■ Instructions to follow
Go through the listing and pick out each line with the word "data" in it.

Figure content listings:

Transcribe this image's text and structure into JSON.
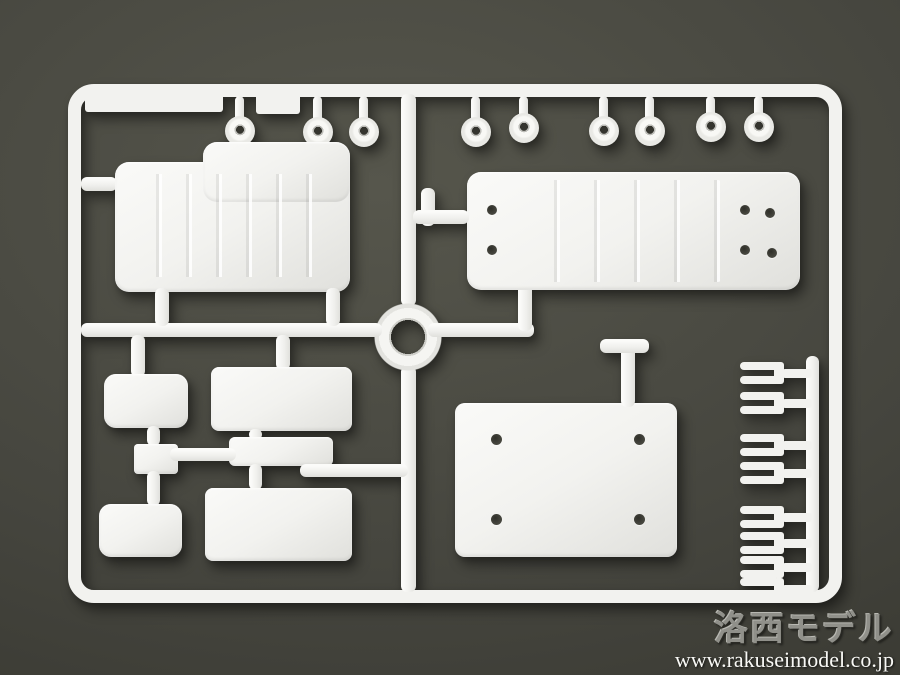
{
  "scene": {
    "type": "photograph",
    "description": "White injection-molded plastic model-kit sprue (parts runner) lying on a dark gray-olive background",
    "parts": [
      "sprue-frame",
      "molded-label-plate",
      "grommet-bushing (x9, top row)",
      "ribbed-roof-panel (top left)",
      "ribbed-chassis-panel (top right)",
      "center-alignment-ring",
      "flat-plates (x6, bottom left)",
      "base-plate-with-holes (bottom right)",
      "fork-clips (x8, right column)"
    ]
  },
  "watermark": {
    "brand": "洛西モデル",
    "url": "www.rakuseimodel.co.jp"
  },
  "colors": {
    "background_light": "#56564c",
    "background_mid": "#45453e",
    "background_dark": "#2e2e28",
    "plastic": "#f2f2ef",
    "plastic_shadow": "#e0e0dc",
    "hole": "#35352f",
    "watermark_brand": "#90908a",
    "watermark_url": "#f8f8f5"
  }
}
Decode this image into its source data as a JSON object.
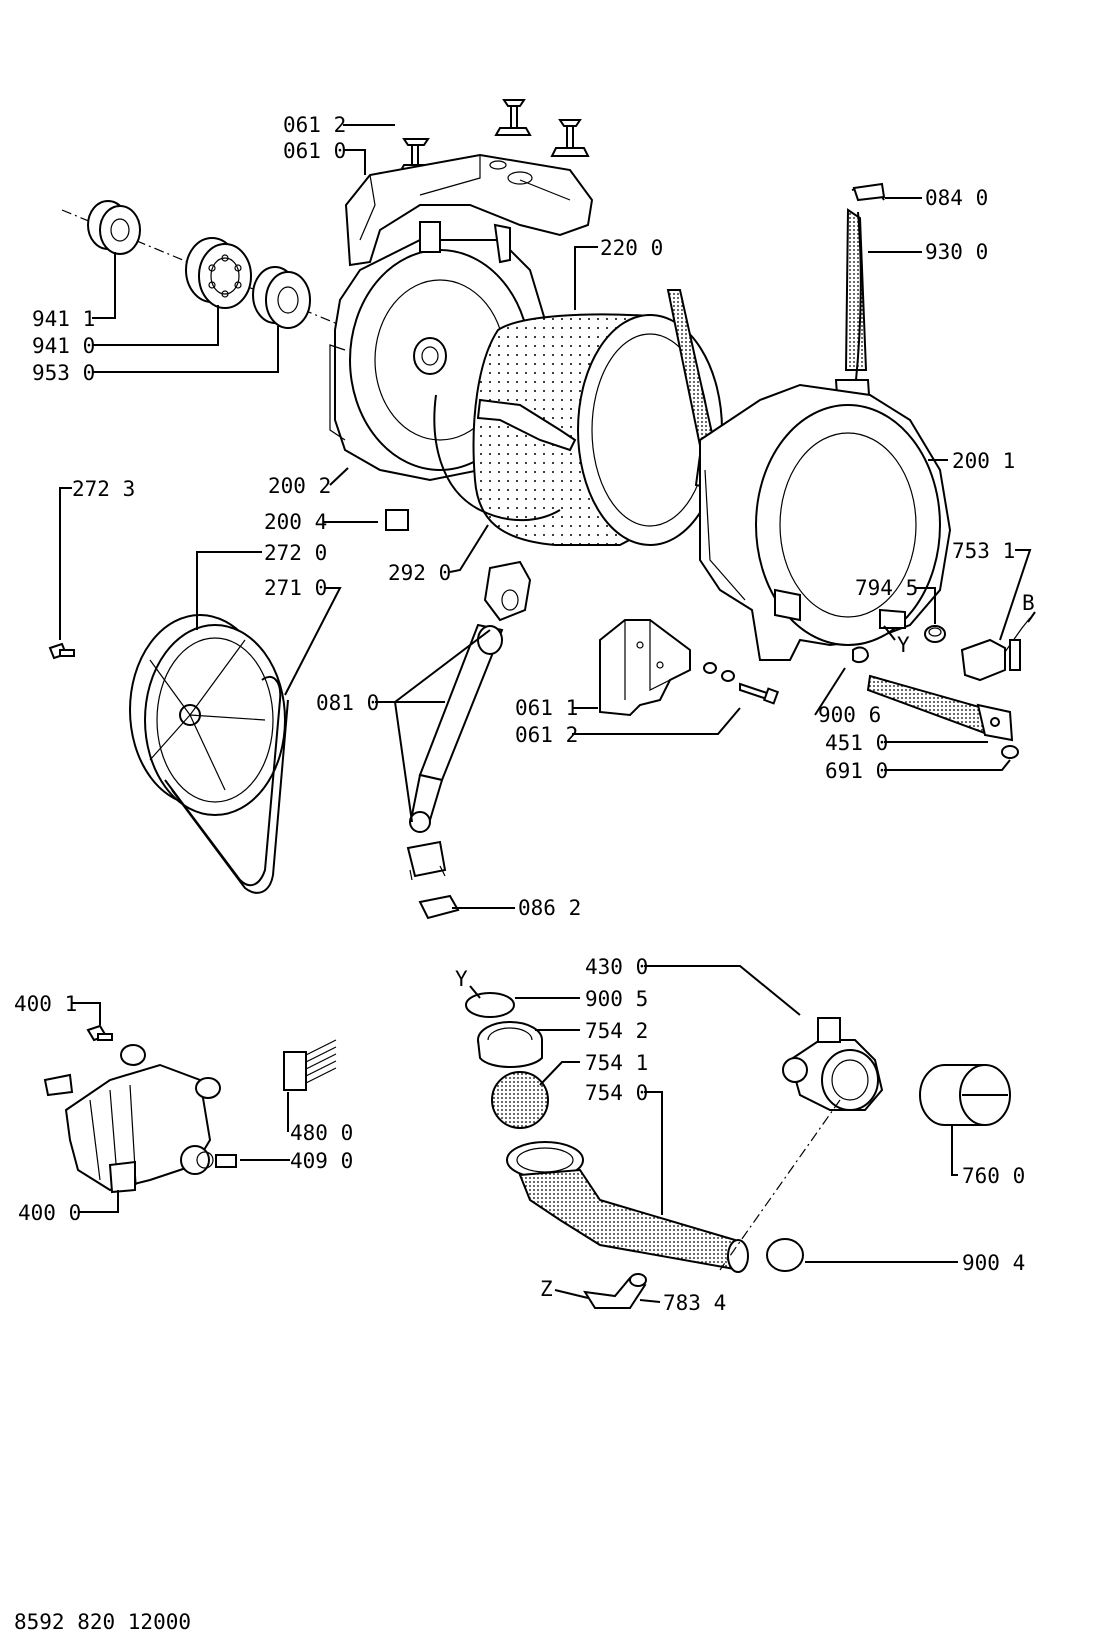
{
  "labels": [
    {
      "id": "0612a",
      "text": "061 2"
    },
    {
      "id": "0610",
      "text": "061 0"
    },
    {
      "id": "0840",
      "text": "084 0"
    },
    {
      "id": "2200",
      "text": "220 0"
    },
    {
      "id": "9300",
      "text": "930 0"
    },
    {
      "id": "9411",
      "text": "941 1"
    },
    {
      "id": "9410",
      "text": "941 0"
    },
    {
      "id": "9530",
      "text": "953 0"
    },
    {
      "id": "2002",
      "text": "200 2"
    },
    {
      "id": "2001",
      "text": "200 1"
    },
    {
      "id": "2723",
      "text": "272 3"
    },
    {
      "id": "2004",
      "text": "200 4"
    },
    {
      "id": "2720",
      "text": "272 0"
    },
    {
      "id": "2920",
      "text": "292 0"
    },
    {
      "id": "7531",
      "text": "753 1"
    },
    {
      "id": "2710",
      "text": "271 0"
    },
    {
      "id": "7945",
      "text": "794 5"
    },
    {
      "id": "B",
      "text": "B"
    },
    {
      "id": "Y1",
      "text": "Y"
    },
    {
      "id": "0810",
      "text": "081 0"
    },
    {
      "id": "0611",
      "text": "061 1"
    },
    {
      "id": "0612b",
      "text": "061 2"
    },
    {
      "id": "9006",
      "text": "900 6"
    },
    {
      "id": "4510",
      "text": "451 0"
    },
    {
      "id": "6910",
      "text": "691 0"
    },
    {
      "id": "0862",
      "text": "086 2"
    },
    {
      "id": "4300",
      "text": "430 0"
    },
    {
      "id": "Y2",
      "text": "Y"
    },
    {
      "id": "9005",
      "text": "900 5"
    },
    {
      "id": "4001",
      "text": "400 1"
    },
    {
      "id": "7542",
      "text": "754 2"
    },
    {
      "id": "7541",
      "text": "754 1"
    },
    {
      "id": "7540",
      "text": "754 0"
    },
    {
      "id": "4800",
      "text": "480 0"
    },
    {
      "id": "4090",
      "text": "409 0"
    },
    {
      "id": "7600",
      "text": "760 0"
    },
    {
      "id": "4000",
      "text": "400 0"
    },
    {
      "id": "9004",
      "text": "900 4"
    },
    {
      "id": "Z",
      "text": "Z"
    },
    {
      "id": "7834",
      "text": "783 4"
    }
  ],
  "footer": {
    "code": "8592 820 12000"
  }
}
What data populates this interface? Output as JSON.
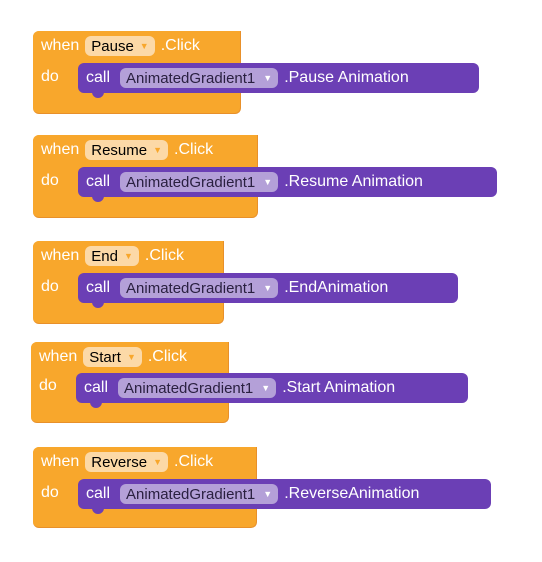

■ The completed task
Decode this image into its source data as a JSON object.
What data populates this interface? Output as JSON.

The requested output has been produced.